Aim:
Check each line of the listing below for the word "threads" and say how many lines have it. Nothing else should be written.

# # #

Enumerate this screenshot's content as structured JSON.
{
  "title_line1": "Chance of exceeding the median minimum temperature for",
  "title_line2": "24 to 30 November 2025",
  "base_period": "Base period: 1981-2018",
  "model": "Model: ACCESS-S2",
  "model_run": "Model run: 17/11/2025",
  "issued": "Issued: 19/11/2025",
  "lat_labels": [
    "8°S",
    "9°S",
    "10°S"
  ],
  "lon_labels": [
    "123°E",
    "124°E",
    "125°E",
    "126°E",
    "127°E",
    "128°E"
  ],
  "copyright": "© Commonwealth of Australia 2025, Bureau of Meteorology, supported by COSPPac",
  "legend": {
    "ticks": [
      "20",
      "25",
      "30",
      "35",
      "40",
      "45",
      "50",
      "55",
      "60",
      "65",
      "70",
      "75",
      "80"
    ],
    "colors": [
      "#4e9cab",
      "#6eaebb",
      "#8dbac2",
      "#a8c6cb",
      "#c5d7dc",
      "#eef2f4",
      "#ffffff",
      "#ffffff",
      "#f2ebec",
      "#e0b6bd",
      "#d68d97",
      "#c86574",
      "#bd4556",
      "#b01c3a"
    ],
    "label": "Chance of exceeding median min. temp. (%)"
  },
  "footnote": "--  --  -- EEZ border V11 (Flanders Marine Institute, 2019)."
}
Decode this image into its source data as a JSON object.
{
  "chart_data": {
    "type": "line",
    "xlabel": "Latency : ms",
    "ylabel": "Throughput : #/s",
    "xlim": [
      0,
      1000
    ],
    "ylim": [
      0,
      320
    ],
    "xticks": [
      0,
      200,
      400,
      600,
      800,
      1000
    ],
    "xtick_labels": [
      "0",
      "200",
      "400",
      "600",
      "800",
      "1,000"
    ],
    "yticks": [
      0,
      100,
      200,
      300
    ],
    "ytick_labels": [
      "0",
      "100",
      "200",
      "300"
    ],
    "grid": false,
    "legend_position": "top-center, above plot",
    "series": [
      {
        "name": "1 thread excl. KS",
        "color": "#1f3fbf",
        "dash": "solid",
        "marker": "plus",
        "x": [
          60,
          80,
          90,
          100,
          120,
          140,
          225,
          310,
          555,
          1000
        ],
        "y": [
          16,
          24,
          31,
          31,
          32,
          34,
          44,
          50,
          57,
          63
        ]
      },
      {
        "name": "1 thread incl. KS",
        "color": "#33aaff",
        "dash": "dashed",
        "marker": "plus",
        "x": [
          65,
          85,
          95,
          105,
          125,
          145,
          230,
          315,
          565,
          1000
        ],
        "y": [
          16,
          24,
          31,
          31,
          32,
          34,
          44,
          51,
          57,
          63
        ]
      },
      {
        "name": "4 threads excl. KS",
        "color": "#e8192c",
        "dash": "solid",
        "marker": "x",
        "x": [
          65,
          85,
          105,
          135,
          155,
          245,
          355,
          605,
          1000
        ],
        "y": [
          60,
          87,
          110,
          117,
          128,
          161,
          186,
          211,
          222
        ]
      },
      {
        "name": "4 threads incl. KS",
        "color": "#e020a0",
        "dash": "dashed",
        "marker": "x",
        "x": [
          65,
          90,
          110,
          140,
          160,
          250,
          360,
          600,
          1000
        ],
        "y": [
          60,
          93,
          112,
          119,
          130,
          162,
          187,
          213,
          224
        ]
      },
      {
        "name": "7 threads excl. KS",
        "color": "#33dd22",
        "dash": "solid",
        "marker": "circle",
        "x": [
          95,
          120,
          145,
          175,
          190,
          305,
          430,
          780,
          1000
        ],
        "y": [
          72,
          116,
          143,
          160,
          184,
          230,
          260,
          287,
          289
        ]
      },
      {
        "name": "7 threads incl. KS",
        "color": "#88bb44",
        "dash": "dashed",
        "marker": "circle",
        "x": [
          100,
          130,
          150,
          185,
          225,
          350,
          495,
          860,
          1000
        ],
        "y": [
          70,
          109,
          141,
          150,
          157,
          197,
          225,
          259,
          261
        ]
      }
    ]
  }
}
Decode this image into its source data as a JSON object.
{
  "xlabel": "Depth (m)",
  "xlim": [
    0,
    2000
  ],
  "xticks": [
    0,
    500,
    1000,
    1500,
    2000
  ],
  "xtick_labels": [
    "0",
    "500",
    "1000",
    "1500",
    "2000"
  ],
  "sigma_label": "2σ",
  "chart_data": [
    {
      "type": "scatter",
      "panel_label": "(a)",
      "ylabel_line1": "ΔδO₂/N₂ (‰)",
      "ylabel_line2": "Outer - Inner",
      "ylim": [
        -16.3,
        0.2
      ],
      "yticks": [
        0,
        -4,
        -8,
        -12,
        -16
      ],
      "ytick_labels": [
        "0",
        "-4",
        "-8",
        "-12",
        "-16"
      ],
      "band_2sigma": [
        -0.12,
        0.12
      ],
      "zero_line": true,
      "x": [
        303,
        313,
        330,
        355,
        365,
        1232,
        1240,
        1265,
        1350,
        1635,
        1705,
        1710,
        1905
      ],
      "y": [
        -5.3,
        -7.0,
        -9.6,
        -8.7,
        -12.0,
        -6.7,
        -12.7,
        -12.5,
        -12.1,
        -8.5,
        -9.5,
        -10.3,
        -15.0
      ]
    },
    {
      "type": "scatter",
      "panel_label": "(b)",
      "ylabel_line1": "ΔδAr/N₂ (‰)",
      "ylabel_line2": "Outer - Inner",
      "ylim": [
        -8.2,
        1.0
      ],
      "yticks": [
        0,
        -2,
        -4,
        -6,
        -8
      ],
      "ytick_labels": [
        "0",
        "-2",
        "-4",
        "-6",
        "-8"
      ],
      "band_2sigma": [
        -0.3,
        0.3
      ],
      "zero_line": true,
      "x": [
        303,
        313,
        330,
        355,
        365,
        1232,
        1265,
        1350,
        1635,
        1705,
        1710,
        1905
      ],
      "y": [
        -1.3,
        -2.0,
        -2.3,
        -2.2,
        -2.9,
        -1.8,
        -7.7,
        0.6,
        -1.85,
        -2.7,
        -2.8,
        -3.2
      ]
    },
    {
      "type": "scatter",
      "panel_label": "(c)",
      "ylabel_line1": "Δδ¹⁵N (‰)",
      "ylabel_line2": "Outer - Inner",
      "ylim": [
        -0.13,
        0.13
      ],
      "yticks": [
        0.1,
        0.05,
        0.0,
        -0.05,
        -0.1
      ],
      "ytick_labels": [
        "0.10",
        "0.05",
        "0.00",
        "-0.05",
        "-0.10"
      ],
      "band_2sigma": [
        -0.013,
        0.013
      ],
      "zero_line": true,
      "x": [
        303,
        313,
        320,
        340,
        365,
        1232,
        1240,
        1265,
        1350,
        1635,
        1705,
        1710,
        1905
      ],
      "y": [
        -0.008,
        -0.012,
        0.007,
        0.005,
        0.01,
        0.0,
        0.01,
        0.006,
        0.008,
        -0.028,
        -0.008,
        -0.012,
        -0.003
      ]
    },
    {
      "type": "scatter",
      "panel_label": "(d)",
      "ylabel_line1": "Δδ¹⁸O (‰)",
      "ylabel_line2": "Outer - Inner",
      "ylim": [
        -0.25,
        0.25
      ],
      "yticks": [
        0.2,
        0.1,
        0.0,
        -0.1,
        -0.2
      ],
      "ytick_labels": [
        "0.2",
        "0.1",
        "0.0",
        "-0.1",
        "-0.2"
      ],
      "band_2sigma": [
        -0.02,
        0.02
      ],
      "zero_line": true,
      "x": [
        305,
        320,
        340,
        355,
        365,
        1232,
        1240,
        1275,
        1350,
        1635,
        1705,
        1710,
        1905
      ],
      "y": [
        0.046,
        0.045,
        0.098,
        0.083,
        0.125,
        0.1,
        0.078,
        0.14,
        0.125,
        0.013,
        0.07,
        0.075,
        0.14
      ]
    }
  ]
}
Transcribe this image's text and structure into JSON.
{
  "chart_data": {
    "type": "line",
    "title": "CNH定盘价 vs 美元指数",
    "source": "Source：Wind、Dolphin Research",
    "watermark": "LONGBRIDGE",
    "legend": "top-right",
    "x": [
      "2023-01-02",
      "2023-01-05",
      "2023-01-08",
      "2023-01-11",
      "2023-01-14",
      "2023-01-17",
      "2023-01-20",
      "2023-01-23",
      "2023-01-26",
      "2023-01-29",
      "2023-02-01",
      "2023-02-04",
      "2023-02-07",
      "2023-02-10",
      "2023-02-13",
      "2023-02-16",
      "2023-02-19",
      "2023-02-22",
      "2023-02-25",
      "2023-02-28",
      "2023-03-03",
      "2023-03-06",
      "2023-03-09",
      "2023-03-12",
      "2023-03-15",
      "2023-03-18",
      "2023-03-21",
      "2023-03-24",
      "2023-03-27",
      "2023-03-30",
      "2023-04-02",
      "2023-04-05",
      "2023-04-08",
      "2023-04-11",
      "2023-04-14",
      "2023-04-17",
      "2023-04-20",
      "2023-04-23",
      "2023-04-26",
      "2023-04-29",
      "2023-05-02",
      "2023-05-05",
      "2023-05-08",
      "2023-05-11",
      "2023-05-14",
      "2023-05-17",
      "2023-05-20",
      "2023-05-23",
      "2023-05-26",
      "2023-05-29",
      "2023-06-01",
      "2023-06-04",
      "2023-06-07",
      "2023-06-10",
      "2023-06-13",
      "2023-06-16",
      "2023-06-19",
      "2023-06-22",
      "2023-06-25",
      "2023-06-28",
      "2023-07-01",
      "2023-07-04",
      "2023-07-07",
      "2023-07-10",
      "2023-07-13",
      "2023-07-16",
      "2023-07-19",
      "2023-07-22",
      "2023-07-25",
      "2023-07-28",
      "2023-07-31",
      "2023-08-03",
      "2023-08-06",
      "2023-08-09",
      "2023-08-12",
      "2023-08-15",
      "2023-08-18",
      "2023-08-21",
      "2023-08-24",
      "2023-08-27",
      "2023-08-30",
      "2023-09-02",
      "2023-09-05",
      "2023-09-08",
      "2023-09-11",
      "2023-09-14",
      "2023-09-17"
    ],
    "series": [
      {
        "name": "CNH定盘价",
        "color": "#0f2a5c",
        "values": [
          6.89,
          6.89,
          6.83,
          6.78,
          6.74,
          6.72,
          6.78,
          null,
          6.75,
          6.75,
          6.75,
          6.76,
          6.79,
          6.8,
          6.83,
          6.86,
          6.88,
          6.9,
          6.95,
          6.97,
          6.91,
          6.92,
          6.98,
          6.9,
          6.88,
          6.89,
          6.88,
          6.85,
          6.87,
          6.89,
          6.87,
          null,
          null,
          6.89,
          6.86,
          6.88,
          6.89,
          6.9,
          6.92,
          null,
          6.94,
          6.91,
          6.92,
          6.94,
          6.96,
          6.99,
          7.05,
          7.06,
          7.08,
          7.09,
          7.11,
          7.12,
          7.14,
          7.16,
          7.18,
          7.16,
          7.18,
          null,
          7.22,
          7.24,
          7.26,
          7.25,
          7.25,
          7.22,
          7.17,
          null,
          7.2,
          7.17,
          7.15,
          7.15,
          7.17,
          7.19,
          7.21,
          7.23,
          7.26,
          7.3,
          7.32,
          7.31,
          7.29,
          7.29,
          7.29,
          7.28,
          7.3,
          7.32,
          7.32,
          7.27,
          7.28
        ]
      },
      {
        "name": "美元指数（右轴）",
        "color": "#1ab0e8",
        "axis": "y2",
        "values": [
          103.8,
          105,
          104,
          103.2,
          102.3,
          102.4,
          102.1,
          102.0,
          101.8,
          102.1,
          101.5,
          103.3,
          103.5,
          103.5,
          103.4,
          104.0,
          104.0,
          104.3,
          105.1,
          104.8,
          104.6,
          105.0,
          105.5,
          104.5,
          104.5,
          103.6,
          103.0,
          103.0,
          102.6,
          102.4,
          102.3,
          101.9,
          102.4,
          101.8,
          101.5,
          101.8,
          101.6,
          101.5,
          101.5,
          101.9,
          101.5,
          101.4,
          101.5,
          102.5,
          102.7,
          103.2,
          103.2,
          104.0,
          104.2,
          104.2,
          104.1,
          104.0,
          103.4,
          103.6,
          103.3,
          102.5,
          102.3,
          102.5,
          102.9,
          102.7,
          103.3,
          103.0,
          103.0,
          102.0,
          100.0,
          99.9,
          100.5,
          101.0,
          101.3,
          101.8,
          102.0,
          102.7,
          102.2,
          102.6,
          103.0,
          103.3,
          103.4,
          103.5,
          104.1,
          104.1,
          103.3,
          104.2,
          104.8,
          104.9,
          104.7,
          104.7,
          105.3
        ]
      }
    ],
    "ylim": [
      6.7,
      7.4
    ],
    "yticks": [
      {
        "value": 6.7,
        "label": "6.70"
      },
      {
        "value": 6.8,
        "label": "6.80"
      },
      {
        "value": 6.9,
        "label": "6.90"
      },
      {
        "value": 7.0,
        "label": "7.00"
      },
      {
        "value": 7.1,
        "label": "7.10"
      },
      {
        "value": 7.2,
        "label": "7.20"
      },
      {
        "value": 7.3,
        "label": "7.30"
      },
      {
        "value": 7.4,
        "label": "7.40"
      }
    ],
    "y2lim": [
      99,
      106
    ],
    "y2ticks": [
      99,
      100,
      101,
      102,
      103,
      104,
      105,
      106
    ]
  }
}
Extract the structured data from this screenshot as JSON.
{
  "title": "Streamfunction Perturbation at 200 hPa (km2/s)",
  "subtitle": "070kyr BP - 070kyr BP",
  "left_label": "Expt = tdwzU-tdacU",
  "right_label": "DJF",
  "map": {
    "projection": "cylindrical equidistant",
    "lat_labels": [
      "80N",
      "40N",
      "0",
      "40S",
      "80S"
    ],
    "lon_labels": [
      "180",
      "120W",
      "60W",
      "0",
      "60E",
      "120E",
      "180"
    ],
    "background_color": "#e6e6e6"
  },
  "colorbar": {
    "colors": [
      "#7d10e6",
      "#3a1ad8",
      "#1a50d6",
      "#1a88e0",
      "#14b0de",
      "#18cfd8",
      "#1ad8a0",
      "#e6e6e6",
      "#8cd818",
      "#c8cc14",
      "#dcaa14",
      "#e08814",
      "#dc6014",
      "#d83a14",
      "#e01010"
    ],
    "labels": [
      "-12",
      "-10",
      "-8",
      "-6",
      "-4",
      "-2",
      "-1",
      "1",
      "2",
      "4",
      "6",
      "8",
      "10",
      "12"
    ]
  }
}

# # #

Expected answer:
4